[[ INFORMATION open ]]
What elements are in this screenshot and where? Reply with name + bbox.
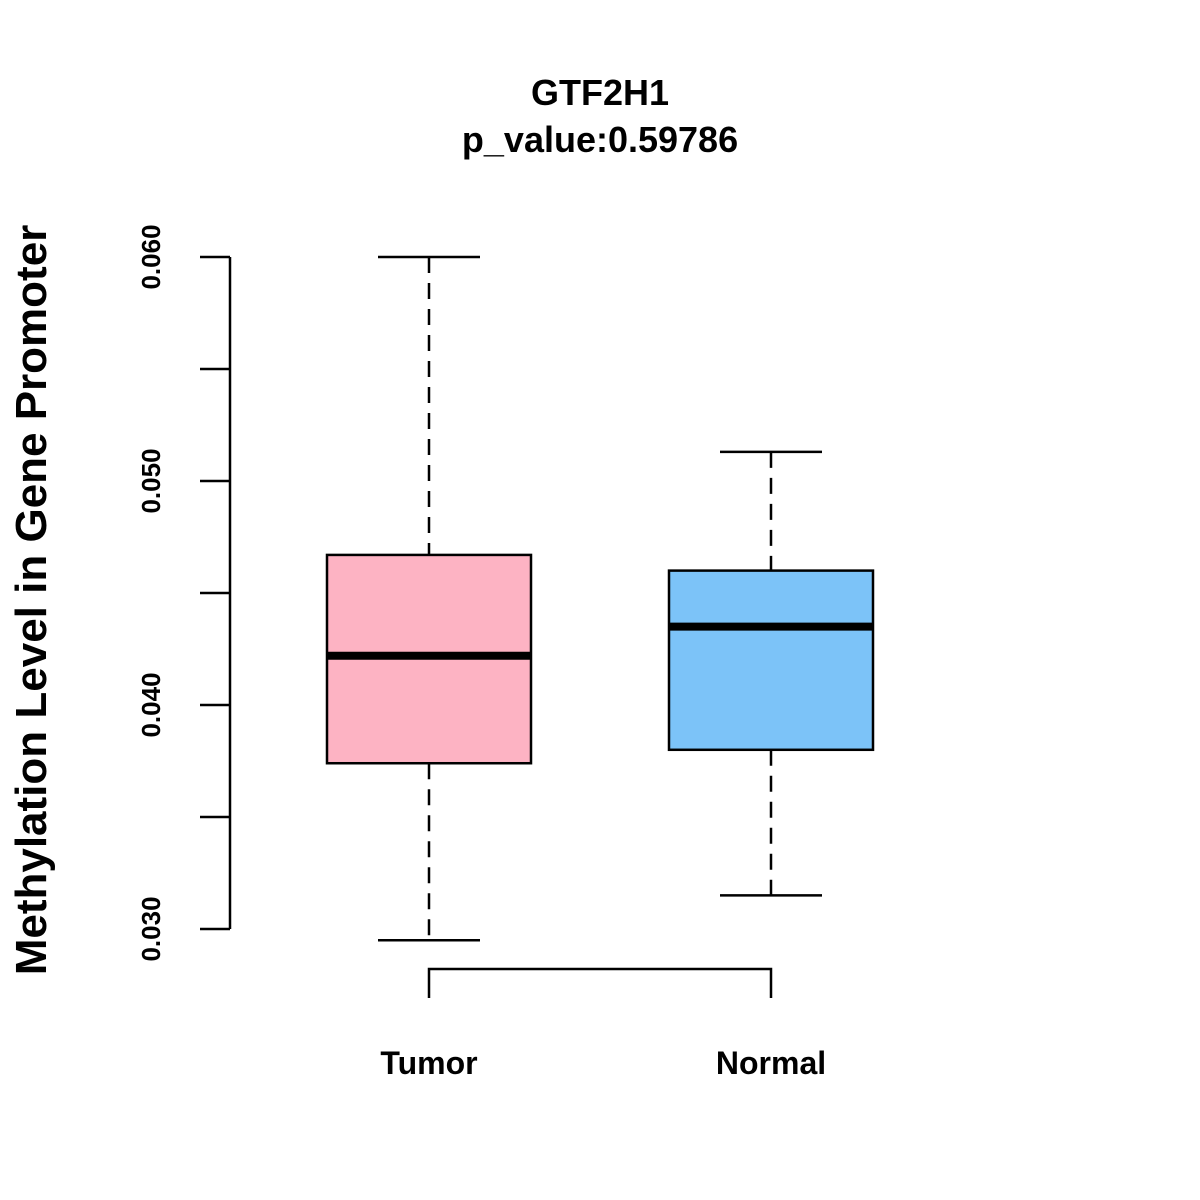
y-tick-label: 0.040 bbox=[136, 672, 166, 737]
chart-title: GTF2H1 bbox=[531, 72, 669, 113]
comparison-bracket bbox=[427, 967, 773, 998]
iqr-box bbox=[667, 569, 875, 752]
box-series bbox=[325, 255, 875, 942]
y-tick-label: 0.060 bbox=[136, 224, 166, 289]
category-label-normal: Normal bbox=[716, 1045, 826, 1081]
category-label-tumor: Tumor bbox=[380, 1045, 477, 1081]
box-tumor bbox=[325, 255, 533, 942]
y-axis-title: Methylation Level in Gene Promoter bbox=[7, 225, 56, 976]
chart-subtitle: p_value:0.59786 bbox=[462, 119, 738, 160]
box-normal bbox=[667, 450, 875, 897]
category-labels: Tumor Normal bbox=[380, 1045, 826, 1081]
y-axis: 0.030 0.040 0.050 0.060 bbox=[136, 224, 232, 962]
y-tick-label: 0.030 bbox=[136, 896, 166, 961]
y-tick-label: 0.050 bbox=[136, 448, 166, 513]
bracket-line bbox=[427, 967, 773, 998]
[[ INFORMATION closed ]]
WORK INSTRUCTION »
What's needed is every record restated exactly, pictures excluded.

TASK SOLUTION »
What elements are in this screenshot and where? Reply with name + bbox.
y-tick-label: 0.040 bbox=[136, 672, 166, 737]
chart-title: GTF2H1 bbox=[531, 72, 669, 113]
comparison-bracket bbox=[427, 967, 773, 998]
iqr-box bbox=[667, 569, 875, 752]
box-series bbox=[325, 255, 875, 942]
y-tick-label: 0.060 bbox=[136, 224, 166, 289]
category-label-normal: Normal bbox=[716, 1045, 826, 1081]
category-label-tumor: Tumor bbox=[380, 1045, 477, 1081]
box-tumor bbox=[325, 255, 533, 942]
y-axis-title: Methylation Level in Gene Promoter bbox=[7, 225, 56, 976]
chart-subtitle: p_value:0.59786 bbox=[462, 119, 738, 160]
box-normal bbox=[667, 450, 875, 897]
category-labels: Tumor Normal bbox=[380, 1045, 826, 1081]
y-axis: 0.030 0.040 0.050 0.060 bbox=[136, 224, 232, 962]
y-tick-label: 0.030 bbox=[136, 896, 166, 961]
y-tick-label: 0.050 bbox=[136, 448, 166, 513]
bracket-line bbox=[427, 967, 773, 998]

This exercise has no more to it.